(TASK PROMPT) Go through the listing and set it down exactly, leaving out its pictures.

(DATA SHOWN)
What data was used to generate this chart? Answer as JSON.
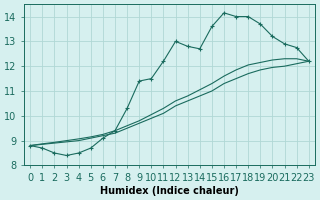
{
  "bg_color": "#d6f0ef",
  "grid_color": "#b0d8d5",
  "line_color": "#1a6b5e",
  "xlim": [
    -0.5,
    23.5
  ],
  "ylim": [
    8,
    14.5
  ],
  "xticks": [
    0,
    1,
    2,
    3,
    4,
    5,
    6,
    7,
    8,
    9,
    10,
    11,
    12,
    13,
    14,
    15,
    16,
    17,
    18,
    19,
    20,
    21,
    22,
    23
  ],
  "yticks": [
    8,
    9,
    10,
    11,
    12,
    13,
    14
  ],
  "xlabel": "Humidex (Indice chaleur)",
  "font_size": 7,
  "line1_x": [
    0,
    1,
    2,
    3,
    4,
    5,
    6,
    7,
    8,
    9,
    10,
    11,
    12,
    13,
    14,
    15,
    16,
    17,
    18,
    19,
    20,
    21,
    22,
    23
  ],
  "line1_y": [
    8.8,
    8.7,
    8.5,
    8.4,
    8.5,
    8.7,
    9.1,
    9.4,
    10.3,
    11.4,
    11.5,
    12.2,
    13.0,
    12.8,
    12.7,
    13.6,
    14.15,
    14.0,
    14.0,
    13.7,
    13.2,
    12.9,
    12.75,
    12.2
  ],
  "line2_x": [
    0,
    1,
    2,
    3,
    4,
    5,
    6,
    7,
    8,
    9,
    10,
    11,
    12,
    13,
    14,
    15,
    16,
    17,
    18,
    19,
    20,
    21,
    22,
    23
  ],
  "line2_y": [
    8.8,
    8.85,
    8.9,
    8.95,
    9.0,
    9.1,
    9.2,
    9.3,
    9.5,
    9.7,
    9.9,
    10.1,
    10.4,
    10.6,
    10.8,
    11.0,
    11.3,
    11.5,
    11.7,
    11.85,
    11.95,
    12.0,
    12.1,
    12.2
  ],
  "line3_x": [
    0,
    1,
    2,
    3,
    4,
    5,
    6,
    7,
    8,
    9,
    10,
    11,
    12,
    13,
    14,
    15,
    16,
    17,
    18,
    19,
    20,
    21,
    22,
    23
  ],
  "line3_y": [
    8.8,
    8.87,
    8.93,
    9.0,
    9.07,
    9.15,
    9.25,
    9.4,
    9.6,
    9.8,
    10.05,
    10.3,
    10.6,
    10.8,
    11.05,
    11.3,
    11.6,
    11.85,
    12.05,
    12.15,
    12.25,
    12.3,
    12.3,
    12.2
  ]
}
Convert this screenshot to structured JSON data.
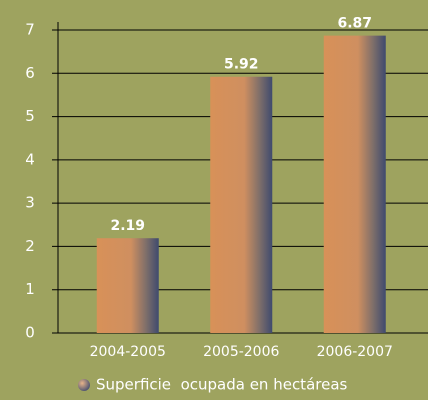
{
  "chart_data": {
    "type": "bar",
    "categories": [
      "2004-2005",
      "2005-2006",
      "2006-2007"
    ],
    "series": [
      {
        "name": "Superficie  ocupada en hectáreas",
        "color": "#d89158",
        "values": [
          2.19,
          5.92,
          6.87
        ]
      }
    ],
    "ylim": [
      0,
      7
    ],
    "yticks": [
      0,
      1,
      2,
      3,
      4,
      5,
      6,
      7
    ],
    "grid": true,
    "legend": "bottom"
  }
}
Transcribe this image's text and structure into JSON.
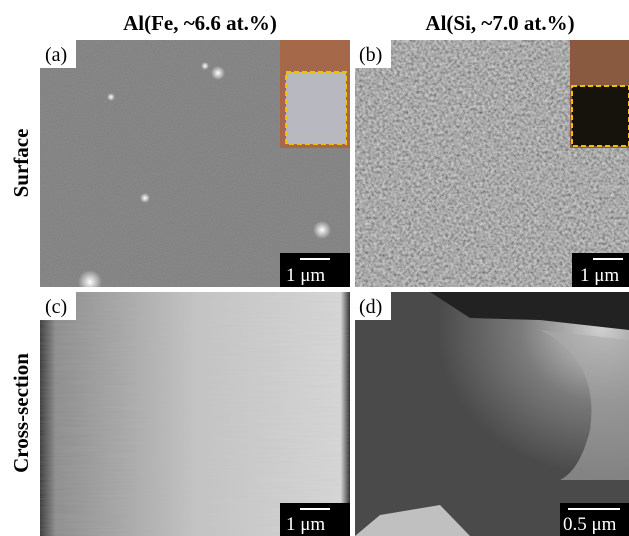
{
  "column_titles": [
    "Al(Fe, ~6.6 at.%)",
    "Al(Si, ~7.0 at.%)"
  ],
  "row_labels": [
    "Surface",
    "Cross-section"
  ],
  "panels": [
    {
      "label": "(a)",
      "scale_bar": "1 μm"
    },
    {
      "label": "(b)",
      "scale_bar": "1 μm"
    },
    {
      "label": "(c)",
      "scale_bar": "1 μm"
    },
    {
      "label": "(d)",
      "scale_bar": "0.5 μm"
    }
  ]
}
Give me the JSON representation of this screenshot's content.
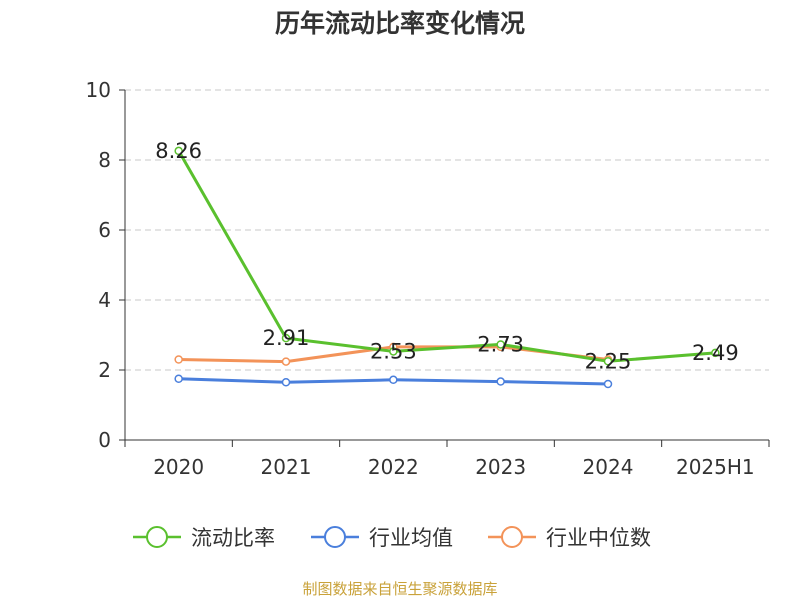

(PROBLEM SOLUTION)
What data was used to generate this chart? Answer as JSON.
{
  "bg_color": "#d6f0ef",
  "grid_color": "#b0d8d5",
  "line_color": "#1a6b5e",
  "xlim": [
    -0.5,
    23.5
  ],
  "ylim": [
    8,
    14.5
  ],
  "xticks": [
    0,
    1,
    2,
    3,
    4,
    5,
    6,
    7,
    8,
    9,
    10,
    11,
    12,
    13,
    14,
    15,
    16,
    17,
    18,
    19,
    20,
    21,
    22,
    23
  ],
  "yticks": [
    8,
    9,
    10,
    11,
    12,
    13,
    14
  ],
  "xlabel": "Humidex (Indice chaleur)",
  "font_size": 7,
  "line1_x": [
    0,
    1,
    2,
    3,
    4,
    5,
    6,
    7,
    8,
    9,
    10,
    11,
    12,
    13,
    14,
    15,
    16,
    17,
    18,
    19,
    20,
    21,
    22,
    23
  ],
  "line1_y": [
    8.8,
    8.7,
    8.5,
    8.4,
    8.5,
    8.7,
    9.1,
    9.4,
    10.3,
    11.4,
    11.5,
    12.2,
    13.0,
    12.8,
    12.7,
    13.6,
    14.15,
    14.0,
    14.0,
    13.7,
    13.2,
    12.9,
    12.75,
    12.2
  ],
  "line2_x": [
    0,
    1,
    2,
    3,
    4,
    5,
    6,
    7,
    8,
    9,
    10,
    11,
    12,
    13,
    14,
    15,
    16,
    17,
    18,
    19,
    20,
    21,
    22,
    23
  ],
  "line2_y": [
    8.8,
    8.85,
    8.9,
    8.95,
    9.0,
    9.1,
    9.2,
    9.3,
    9.5,
    9.7,
    9.9,
    10.1,
    10.4,
    10.6,
    10.8,
    11.0,
    11.3,
    11.5,
    11.7,
    11.85,
    11.95,
    12.0,
    12.1,
    12.2
  ],
  "line3_x": [
    0,
    1,
    2,
    3,
    4,
    5,
    6,
    7,
    8,
    9,
    10,
    11,
    12,
    13,
    14,
    15,
    16,
    17,
    18,
    19,
    20,
    21,
    22,
    23
  ],
  "line3_y": [
    8.8,
    8.87,
    8.93,
    9.0,
    9.07,
    9.15,
    9.25,
    9.4,
    9.6,
    9.8,
    10.05,
    10.3,
    10.6,
    10.8,
    11.05,
    11.3,
    11.6,
    11.85,
    12.05,
    12.15,
    12.25,
    12.3,
    12.3,
    12.2
  ]
}
Convert this screenshot to structured JSON data.
{
  "chart_data": {
    "type": "bar",
    "categories": [
      "2004-2005",
      "2005-2006",
      "2006-2007"
    ],
    "series": [
      {
        "name": "Superficie  ocupada en hectáreas",
        "color": "#d89158",
        "values": [
          2.19,
          5.92,
          6.87
        ]
      }
    ],
    "ylim": [
      0,
      7
    ],
    "yticks": [
      0,
      1,
      2,
      3,
      4,
      5,
      6,
      7
    ],
    "grid": true,
    "legend": "bottom"
  }
}
Transcribe this image's text and structure into JSON.
{
  "column_titles": [
    "Al(Fe, ~6.6 at.%)",
    "Al(Si, ~7.0 at.%)"
  ],
  "row_labels": [
    "Surface",
    "Cross-section"
  ],
  "panels": [
    {
      "label": "(a)",
      "scale_bar": "1 μm"
    },
    {
      "label": "(b)",
      "scale_bar": "1 μm"
    },
    {
      "label": "(c)",
      "scale_bar": "1 μm"
    },
    {
      "label": "(d)",
      "scale_bar": "0.5 μm"
    }
  ]
}
Give me the JSON representation of this screenshot's content.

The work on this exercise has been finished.